対象テキスト.
共同研究・競争的資金等の研究課題

2019年4月 - 2021年3月

タイ高齢者保健政策におけるCommunity Nurseの役割と活動効果

日本学術振興会  科学研究費助成事業 若手研究
  • 須藤 恭子

課題番号
19K19784
配分額
(総額)
3,250,000円
(直接経費)
2,500,000円
(間接経費)
750,000円

本研究の目的は、タイ高齢者保健政策におけるCommunity Nurse(CN)の役割を明確にし、CNの活動と地域高齢者の健康との関連を明らかにすることである。2019年度は、CNの役割がタイ高齢者保健政策の実践促進にどう関連するかについて、先行研究で得られた因子からその関連や構造を検討した。タイ高齢者保健政策実践を促進する27因子は、Policy Implementation Assessment Toolのテーマに基づいて分類された。

提供資料.
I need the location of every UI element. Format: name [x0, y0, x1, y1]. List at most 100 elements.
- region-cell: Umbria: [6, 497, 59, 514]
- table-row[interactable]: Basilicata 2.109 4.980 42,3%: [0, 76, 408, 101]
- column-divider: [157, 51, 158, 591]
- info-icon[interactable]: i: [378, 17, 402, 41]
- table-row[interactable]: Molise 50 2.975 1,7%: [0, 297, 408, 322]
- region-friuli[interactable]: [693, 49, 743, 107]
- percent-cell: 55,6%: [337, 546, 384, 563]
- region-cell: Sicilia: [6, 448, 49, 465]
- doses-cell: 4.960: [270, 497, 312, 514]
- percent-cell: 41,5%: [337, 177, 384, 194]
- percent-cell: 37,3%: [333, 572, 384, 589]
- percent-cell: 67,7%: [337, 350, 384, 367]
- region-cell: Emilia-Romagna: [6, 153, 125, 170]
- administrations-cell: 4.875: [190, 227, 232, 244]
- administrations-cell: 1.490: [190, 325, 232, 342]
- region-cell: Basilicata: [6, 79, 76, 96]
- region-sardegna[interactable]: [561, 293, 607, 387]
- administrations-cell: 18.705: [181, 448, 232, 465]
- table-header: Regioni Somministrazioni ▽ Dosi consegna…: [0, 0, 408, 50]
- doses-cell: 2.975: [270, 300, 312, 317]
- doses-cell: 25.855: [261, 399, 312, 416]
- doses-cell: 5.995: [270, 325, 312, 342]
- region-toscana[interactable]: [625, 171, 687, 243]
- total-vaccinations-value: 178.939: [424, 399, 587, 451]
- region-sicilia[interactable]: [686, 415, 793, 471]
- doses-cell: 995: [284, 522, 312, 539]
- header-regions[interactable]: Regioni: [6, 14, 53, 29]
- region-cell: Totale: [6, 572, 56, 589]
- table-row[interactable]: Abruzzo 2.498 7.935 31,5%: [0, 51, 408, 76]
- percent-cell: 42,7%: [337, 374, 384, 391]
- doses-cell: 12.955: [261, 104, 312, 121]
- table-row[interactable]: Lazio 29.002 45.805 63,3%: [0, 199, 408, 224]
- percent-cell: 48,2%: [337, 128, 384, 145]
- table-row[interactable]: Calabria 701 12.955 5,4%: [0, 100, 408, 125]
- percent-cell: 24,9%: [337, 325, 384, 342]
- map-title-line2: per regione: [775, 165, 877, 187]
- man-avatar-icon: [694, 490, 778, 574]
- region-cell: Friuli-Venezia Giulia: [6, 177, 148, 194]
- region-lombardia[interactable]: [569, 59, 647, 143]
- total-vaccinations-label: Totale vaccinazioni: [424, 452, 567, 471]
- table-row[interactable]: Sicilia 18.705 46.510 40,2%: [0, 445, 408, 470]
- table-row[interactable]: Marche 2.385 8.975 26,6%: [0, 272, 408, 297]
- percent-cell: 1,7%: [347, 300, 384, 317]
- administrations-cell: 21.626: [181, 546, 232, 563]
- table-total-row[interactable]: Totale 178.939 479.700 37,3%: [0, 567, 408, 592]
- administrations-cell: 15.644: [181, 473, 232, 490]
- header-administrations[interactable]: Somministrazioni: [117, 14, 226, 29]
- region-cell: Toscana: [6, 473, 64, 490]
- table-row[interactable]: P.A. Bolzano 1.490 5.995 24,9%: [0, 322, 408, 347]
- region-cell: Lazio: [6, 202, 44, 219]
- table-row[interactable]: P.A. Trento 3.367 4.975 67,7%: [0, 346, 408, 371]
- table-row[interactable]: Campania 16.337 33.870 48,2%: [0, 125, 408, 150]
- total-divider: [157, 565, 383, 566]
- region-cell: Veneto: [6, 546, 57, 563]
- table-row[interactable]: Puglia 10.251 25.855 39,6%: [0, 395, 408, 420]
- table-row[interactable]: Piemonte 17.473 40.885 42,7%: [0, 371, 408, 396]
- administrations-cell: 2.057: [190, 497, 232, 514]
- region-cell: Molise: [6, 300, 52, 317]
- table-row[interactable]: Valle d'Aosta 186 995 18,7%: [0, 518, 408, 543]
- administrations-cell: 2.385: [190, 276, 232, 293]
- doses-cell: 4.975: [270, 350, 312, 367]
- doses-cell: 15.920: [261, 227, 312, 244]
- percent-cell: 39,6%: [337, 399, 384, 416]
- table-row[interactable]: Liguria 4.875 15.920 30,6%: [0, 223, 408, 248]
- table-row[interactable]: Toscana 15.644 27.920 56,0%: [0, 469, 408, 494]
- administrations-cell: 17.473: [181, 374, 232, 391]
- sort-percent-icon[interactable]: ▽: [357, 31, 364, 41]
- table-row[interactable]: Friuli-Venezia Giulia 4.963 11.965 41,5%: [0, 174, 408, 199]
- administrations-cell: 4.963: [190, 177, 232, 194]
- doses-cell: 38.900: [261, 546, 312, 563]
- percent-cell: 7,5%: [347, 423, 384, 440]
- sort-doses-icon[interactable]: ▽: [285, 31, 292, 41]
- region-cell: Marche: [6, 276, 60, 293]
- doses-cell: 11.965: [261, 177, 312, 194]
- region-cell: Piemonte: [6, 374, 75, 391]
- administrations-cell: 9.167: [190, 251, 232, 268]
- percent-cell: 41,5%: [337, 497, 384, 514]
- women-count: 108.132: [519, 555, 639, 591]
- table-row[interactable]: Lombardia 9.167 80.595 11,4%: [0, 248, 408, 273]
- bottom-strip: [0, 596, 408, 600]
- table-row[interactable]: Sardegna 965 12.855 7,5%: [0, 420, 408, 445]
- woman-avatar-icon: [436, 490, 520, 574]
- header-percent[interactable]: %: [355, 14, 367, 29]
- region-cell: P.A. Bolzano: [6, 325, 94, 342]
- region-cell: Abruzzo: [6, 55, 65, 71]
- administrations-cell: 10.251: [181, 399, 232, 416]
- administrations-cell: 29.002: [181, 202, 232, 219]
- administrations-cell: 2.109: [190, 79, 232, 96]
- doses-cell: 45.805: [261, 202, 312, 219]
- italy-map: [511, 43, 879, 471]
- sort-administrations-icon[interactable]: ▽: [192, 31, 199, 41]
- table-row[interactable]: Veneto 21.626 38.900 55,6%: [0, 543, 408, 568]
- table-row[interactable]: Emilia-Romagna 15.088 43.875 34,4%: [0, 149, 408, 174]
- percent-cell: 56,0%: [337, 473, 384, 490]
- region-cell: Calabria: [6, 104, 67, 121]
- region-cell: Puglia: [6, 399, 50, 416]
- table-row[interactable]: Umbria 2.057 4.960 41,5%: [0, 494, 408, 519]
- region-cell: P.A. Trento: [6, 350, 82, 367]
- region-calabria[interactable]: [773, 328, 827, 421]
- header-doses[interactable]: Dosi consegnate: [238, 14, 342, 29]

作業依頼 A.
Community Nurseの研究課題を扱った対象テキストから、「日本学術振興会  科学研究費助成事業 若手研究」で始まり「Implementation Assessment Toolのテーマに基づいて分類された。」で終わる部分を一字一句違えずに書き写してください。
作業依頼 B.
Community Nurseの研究課題を扱った対象テキストについて、最後の文の後に続く内容を書き継いでください。
資料は対象テキストとは別の出典から集めたものです。

回答欄 A.
日本学術振興会  科学研究費助成事業 若手研究
  • 須藤 恭子

課題番号
19K19784
配分額
(総額)
3,250,000円
(直接経費)
2,500,000円
(間接経費)
750,000円

本研究の目的は、タイ高齢者保健政策におけるCommunity Nurse(CN)の役割を明確にし、CNの活動と地域高齢者の健康との関連を明らかにすることである。2019年度は、CNの役割がタイ高齢者保健政策の実践促進にどう関連するかについて、先行研究で得られた因子からその関連や構造を検討した。タイ高齢者保健政策実践を促進する27因子は、Policy Implementation Assessment Toolのテーマに基づいて分類された。

回答欄 B.
CNはタイ高齢者保健政策の実践を担う保健省管轄の県病院、郡病院、郡の下位行政区分であるタムボンのHealth Promoting Hospital(HPH)において医療提供とヘルスプロモーションの二つの役割を担っている。在宅医療を実践する県病院では医師を含めた在宅医療チームが、診察や投薬だけでなく酸素療法や褥瘡ケア等より高度な医療をコミュニティで実践しており、CNは患者への医療提供と患者だけでなく家族等ケアギバーに指導や教育を行っていた。郡病院では高齢者外来や生活習慣病外来など専門外来で高齢者に医療を提供し、CNはコミュニティでの日常生活における治療継続の支援や経過観察を行った。タムボンでのCNの役割はよりヘルスプロモーションに重点がおかれ、コミュニティ高齢者の健康管理を行いながら健康維持のための他省庁が実践するプログラムへの参加促進を実践していた。特にHPHには、医療専門職ではないが同じコミュニティ内に暮らし高齢者の生活を支えるヘルスボランティアが配置されており、CNはヘルスボランティアに対するトレーニング提供等の役割も担っていた。
CNの役割は病院機能により異なるが、高齢者への医療提供とヘルスプロモーション促進を実践しており、患者および家族等ケアギバーの教育やヘルスボランティアの育成により高齢者のコミュニティでの暮らしを支えていた。